Write out, unchanged, every row from the one containing "arrow-icon: →: [300, 813, 315, 830]" down to the one containing "size-in-fraction-2: 4/8: [165, 462, 180, 473]", including both of those rows.

[DATA ENTRIES start]

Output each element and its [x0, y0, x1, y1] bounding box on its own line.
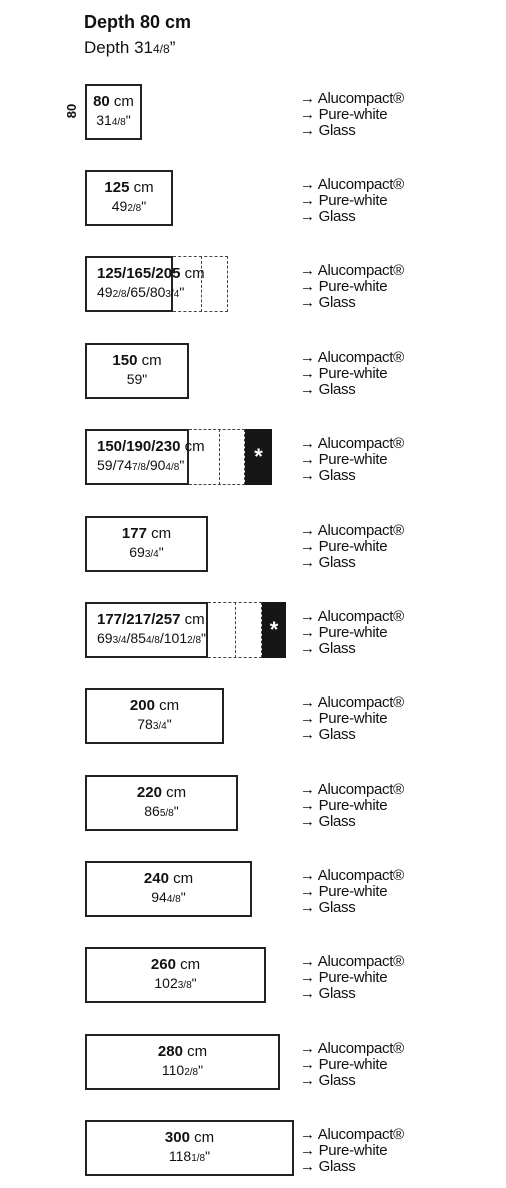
arrow-icon: →: [300, 813, 315, 830]
size-cm-unit: cm: [113, 93, 134, 110]
arrow-icon: →: [300, 710, 315, 727]
finish-option-label: Pure-white: [318, 710, 388, 727]
size-cm-unit: cm: [180, 956, 201, 973]
size-cm-unit: cm: [173, 870, 194, 887]
finish-option: [300, 711, 404, 727]
finish-option-label: Alucompact®: [317, 1126, 404, 1143]
arrow-icon: →: [300, 451, 315, 468]
size-cm: [144, 869, 193, 888]
finish-option-label: Alucompact®: [317, 694, 404, 711]
finish-option: [300, 625, 404, 641]
size-in-main: 59: [126, 371, 143, 387]
extension-divider: [219, 429, 220, 485]
arrow-icon: →: [300, 1072, 315, 1089]
finish-option: [300, 1159, 404, 1175]
finish-option: [300, 1143, 404, 1159]
size-cm-unit: cm: [141, 352, 162, 369]
finish-option: [300, 1041, 404, 1057]
finish-option: [300, 279, 404, 295]
finish-option-label: Alucompact®: [317, 176, 404, 193]
size-cm-value: 125/165/205: [97, 265, 181, 282]
arrow-icon: →: [300, 640, 315, 657]
finish-option: [300, 814, 404, 830]
size-in-fraction-2: 4/8: [165, 462, 180, 473]
size-cm-unit: cm: [184, 611, 205, 628]
finish-option: [300, 555, 404, 571]
arrow-icon: →: [300, 969, 315, 986]
finish-option: [300, 727, 404, 743]
size-inches: [97, 456, 184, 477]
size-in-mid: /90: [145, 457, 166, 473]
size-cm-value: 80: [93, 93, 110, 110]
size-cm: [112, 351, 161, 370]
size-in-main: 69: [129, 544, 145, 560]
finish-option: [300, 798, 404, 814]
size-in-fraction: 4/8: [166, 894, 181, 905]
table-size-box: [85, 602, 208, 658]
finish-option-label: Pure-white: [318, 106, 388, 123]
size-in-mid: /65/80: [126, 284, 166, 300]
arrow-icon: →: [300, 365, 315, 382]
size-inches: [137, 715, 171, 736]
finish-option-label: Pure-white: [318, 969, 388, 986]
size-cm: [97, 264, 205, 283]
arrow-icon: →: [300, 985, 315, 1002]
arrow-icon: →: [300, 554, 315, 571]
size-in-fraction: 3/4: [152, 721, 167, 732]
size-in-unit: ": [141, 198, 147, 214]
finish-option: [300, 366, 404, 382]
finish-options: [300, 954, 404, 1002]
size-cm-value: 177: [121, 525, 147, 542]
size-cm-value: 280: [157, 1043, 183, 1060]
size-cm-value: 150: [112, 352, 138, 369]
size-cm-unit: cm: [159, 697, 180, 714]
finish-option-label: Alucompact®: [317, 90, 404, 107]
arrow-icon: →: [300, 1040, 315, 1057]
finish-option-label: Glass: [318, 726, 356, 743]
table-size-box: [85, 84, 142, 140]
size-in-unit: ": [158, 544, 164, 560]
finish-option-label: Alucompact®: [317, 781, 404, 798]
arrow-icon: →: [300, 381, 315, 398]
finish-option: [300, 452, 404, 468]
finish-options: [300, 1127, 404, 1175]
arrow-icon: →: [300, 294, 315, 311]
size-cm: [151, 955, 200, 974]
arrow-icon: →: [300, 467, 315, 484]
arrow-icon: →: [300, 608, 315, 625]
size-in-fraction: 2/8: [127, 203, 142, 214]
finish-option-label: Pure-white: [318, 1056, 388, 1073]
size-cm: [104, 178, 153, 197]
finish-options: [300, 177, 404, 225]
size-cm-value: 125: [104, 179, 130, 196]
size-in-fraction-3: 2/8: [187, 635, 202, 646]
table-size-box: [85, 170, 173, 226]
size-in-main: 31: [96, 112, 112, 128]
finish-option: [300, 91, 404, 107]
table-size-box: [85, 256, 205, 312]
arrow-icon: →: [300, 538, 315, 555]
finish-option: [300, 177, 404, 193]
arrow-icon: →: [300, 1142, 315, 1159]
finish-option-label: Alucompact®: [317, 522, 404, 539]
finish-option-label: Alucompact®: [317, 435, 404, 452]
table-size-box: [85, 947, 266, 1003]
finish-option-label: Pure-white: [318, 624, 388, 641]
finish-option: [300, 970, 404, 986]
size-in-fraction: 1/8: [191, 1153, 206, 1164]
size-cm-value: 220: [136, 784, 162, 801]
finish-option-label: Glass: [318, 1158, 356, 1175]
size-in-unit: ": [173, 803, 179, 819]
size-inches: [129, 543, 163, 564]
size-inches: [97, 629, 206, 650]
finish-option: [300, 295, 404, 311]
arrow-icon: →: [300, 797, 315, 814]
size-cm-value: 200: [129, 697, 155, 714]
arrow-icon: →: [300, 278, 315, 295]
size-in-main: 49: [97, 284, 113, 300]
size-inches: [97, 283, 184, 304]
size-in-unit: ": [191, 975, 197, 991]
table-size-box: [85, 516, 208, 572]
size-cm: [137, 783, 186, 802]
size-in-main: 69: [97, 630, 113, 646]
finish-option: [300, 107, 404, 123]
finish-option-label: Pure-white: [318, 538, 388, 555]
finish-option: [300, 986, 404, 1002]
table-size-box: [85, 343, 189, 399]
arrow-icon: →: [300, 176, 315, 193]
size-in-fraction: 4/8: [111, 117, 126, 128]
subtitle-fraction: 4/8: [153, 42, 170, 56]
table-size-box: [85, 429, 205, 485]
arrow-icon: →: [300, 867, 315, 884]
finish-option: [300, 350, 404, 366]
finish-option: [300, 209, 404, 225]
finish-option-label: Alucompact®: [317, 867, 404, 884]
size-cm-value: 177/217/257: [97, 611, 181, 628]
page-title: Depth 80 cm: [84, 12, 192, 32]
table-size-box: [85, 861, 252, 917]
size-cm-unit: cm: [133, 179, 154, 196]
finish-option: [300, 641, 404, 657]
arrow-icon: →: [300, 262, 315, 279]
finish-option-label: Alucompact®: [317, 1040, 404, 1057]
finish-option: [300, 782, 404, 798]
size-in-unit: ": [142, 371, 148, 387]
size-in-main: 86: [144, 803, 160, 819]
arrow-icon: →: [300, 781, 315, 798]
subtitle-unit: ”: [169, 38, 176, 57]
size-cm-value: 240: [143, 870, 169, 887]
finish-options: [300, 609, 404, 657]
size-inches: [169, 1147, 210, 1168]
arrow-icon: →: [300, 899, 315, 916]
finish-option-label: Glass: [318, 899, 356, 916]
finish-option: [300, 954, 404, 970]
table-size-box: [85, 1034, 280, 1090]
finish-option-label: Glass: [318, 381, 356, 398]
finish-options: [300, 782, 404, 830]
finish-option-label: Glass: [318, 208, 356, 225]
finish-options: [300, 91, 404, 139]
arrow-icon: →: [300, 208, 315, 225]
finish-option-label: Glass: [318, 640, 356, 657]
table-size-box: [85, 1120, 294, 1176]
size-cm: [97, 437, 205, 456]
asterisk-marker: *: [262, 602, 286, 658]
finish-options: [300, 868, 404, 916]
finish-options: [300, 1041, 404, 1089]
size-inches: [96, 111, 130, 132]
extension-divider: [235, 602, 236, 658]
finish-option-label: Glass: [318, 1072, 356, 1089]
arrow-icon: →: [300, 883, 315, 900]
size-in-unit: ": [198, 1062, 204, 1078]
finish-option-label: Pure-white: [318, 1142, 388, 1159]
size-cm: [122, 524, 171, 543]
finish-options: [300, 695, 404, 743]
arrow-icon: →: [300, 1126, 315, 1143]
size-inches: [154, 974, 196, 995]
size-inches: [151, 888, 185, 909]
size-in-fraction: 3/4: [112, 635, 127, 646]
finish-option-label: Glass: [318, 985, 356, 1002]
finish-option: [300, 695, 404, 711]
arrow-icon: →: [300, 522, 315, 539]
finish-option-label: Pure-white: [318, 451, 388, 468]
size-in-fraction: 3/8: [177, 980, 192, 991]
finish-option: [300, 193, 404, 209]
finish-option-label: Alucompact®: [317, 953, 404, 970]
size-in-unit: ": [205, 1148, 211, 1164]
subtitle-main: Depth 31: [84, 38, 153, 57]
arrow-icon: →: [300, 694, 315, 711]
arrow-icon: →: [300, 192, 315, 209]
finish-option: [300, 123, 404, 139]
finish-option-label: Pure-white: [318, 797, 388, 814]
finish-options: [300, 350, 404, 398]
size-cm: [165, 1128, 214, 1147]
size-in-unit: ": [166, 716, 172, 732]
finish-option: [300, 436, 404, 452]
arrow-icon: →: [300, 1056, 315, 1073]
size-in-main: 110: [161, 1062, 185, 1078]
table-size-box: [85, 775, 238, 831]
depth-marker: 80: [64, 103, 79, 119]
finish-option: [300, 1127, 404, 1143]
finish-option: [300, 900, 404, 916]
arrow-icon: →: [300, 349, 315, 366]
finish-option-label: Pure-white: [318, 883, 388, 900]
size-in-fraction: 7/8: [132, 462, 146, 473]
finish-options: [300, 523, 404, 571]
finish-option: [300, 1073, 404, 1089]
size-cm-unit: cm: [194, 1129, 215, 1146]
size-inches: [144, 802, 178, 823]
finish-option-label: Pure-white: [318, 365, 388, 382]
size-in-mid-2: /101: [159, 630, 188, 646]
size-cm-unit: cm: [184, 265, 205, 282]
size-in-fraction-2: 3/4: [165, 289, 180, 300]
asterisk-marker: *: [245, 429, 272, 485]
size-in-fraction-2: 4/8: [145, 635, 160, 646]
size-cm: [130, 696, 179, 715]
size-in-main: 59/74: [97, 457, 133, 473]
finish-option: [300, 523, 404, 539]
page-subtitle: [84, 38, 175, 58]
size-in-unit: ": [125, 112, 131, 128]
size-in-fraction: 5/8: [159, 808, 174, 819]
finish-option-label: Alucompact®: [317, 262, 404, 279]
size-in-main: 94: [151, 889, 167, 905]
size-in-unit: ": [201, 630, 206, 646]
size-cm-value: 150/190/230: [97, 438, 181, 455]
finish-option: [300, 382, 404, 398]
finish-option-label: Alucompact®: [317, 349, 404, 366]
size-in-unit: ": [179, 457, 185, 473]
finish-option: [300, 884, 404, 900]
size-cm-unit: cm: [166, 784, 187, 801]
arrow-icon: →: [300, 106, 315, 123]
finish-option-label: Glass: [318, 813, 356, 830]
size-inches: [162, 1061, 203, 1082]
finish-option: [300, 868, 404, 884]
size-in-fraction: 3/4: [144, 549, 159, 560]
finish-options: [300, 436, 404, 484]
size-cm-unit: cm: [184, 438, 205, 455]
finish-option: [300, 468, 404, 484]
finish-option-label: Glass: [318, 554, 356, 571]
size-in-fraction: 2/8: [112, 289, 127, 300]
finish-option: [300, 539, 404, 555]
size-in-main: 102: [154, 975, 178, 991]
size-in-main: 118: [168, 1148, 192, 1164]
size-cm-value: 300: [164, 1129, 190, 1146]
finish-option-label: Pure-white: [318, 192, 388, 209]
size-cm: [93, 92, 134, 111]
arrow-icon: →: [300, 435, 315, 452]
finish-option-label: Glass: [318, 122, 356, 139]
arrow-icon: →: [300, 726, 315, 743]
size-in-main: 78: [137, 716, 153, 732]
size-cm: [158, 1042, 207, 1061]
finish-option-label: Alucompact®: [317, 608, 404, 625]
arrow-icon: →: [300, 122, 315, 139]
finish-option-label: Glass: [318, 467, 356, 484]
size-cm-unit: cm: [187, 1043, 208, 1060]
finish-option: [300, 609, 404, 625]
finish-options: [300, 263, 404, 311]
finish-option: [300, 263, 404, 279]
finish-option: [300, 1057, 404, 1073]
size-in-main: 49: [111, 198, 128, 214]
size-inches: [112, 197, 146, 218]
finish-option-label: Glass: [318, 294, 356, 311]
arrow-icon: →: [300, 90, 315, 107]
arrow-icon: →: [300, 953, 315, 970]
size-in-fraction: 2/8: [184, 1067, 199, 1078]
finish-option-label: Pure-white: [318, 278, 388, 295]
size-in-mid: /85: [126, 630, 146, 646]
size-cm-unit: cm: [151, 525, 172, 542]
size-in-unit: ": [179, 284, 185, 300]
table-size-box: [85, 688, 224, 744]
arrow-icon: →: [300, 1158, 315, 1175]
size-cm: [97, 610, 205, 629]
size-in-unit: ": [180, 889, 186, 905]
size-inches: [127, 370, 148, 391]
size-cm-value: 260: [150, 956, 176, 973]
arrow-icon: →: [300, 624, 315, 641]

[DATA ENTRIES end]

§ WORKED ANSWER:
arrow-icon: →: [300, 813, 315, 830]
size-cm-unit: cm: [113, 93, 134, 110]
arrow-icon: →: [300, 710, 315, 727]
finish-option-label: Pure-white: [318, 710, 388, 727]
size-cm-unit: cm: [180, 956, 201, 973]
size-cm-unit: cm: [173, 870, 194, 887]
finish-option: [300, 711, 404, 727]
finish-option-label: Alucompact®: [317, 1126, 404, 1143]
arrow-icon: →: [300, 451, 315, 468]
size-cm: [144, 869, 193, 888]
finish-option-label: Alucompact®: [317, 694, 404, 711]
finish-option: [300, 625, 404, 641]
size-in-main: 59: [126, 371, 143, 387]
extension-divider: [219, 429, 220, 485]
arrow-icon: →: [300, 1072, 315, 1089]
finish-option: [300, 1159, 404, 1175]
finish-option: [300, 1143, 404, 1159]
size-cm-unit: cm: [141, 352, 162, 369]
finish-option: [300, 1041, 404, 1057]
finish-option: [300, 279, 404, 295]
finish-option-label: Alucompact®: [317, 176, 404, 193]
size-cm-value: 125/165/205: [97, 265, 181, 282]
arrow-icon: →: [300, 640, 315, 657]
finish-option: [300, 814, 404, 830]
size-in-fraction-2: 4/8: [165, 462, 180, 473]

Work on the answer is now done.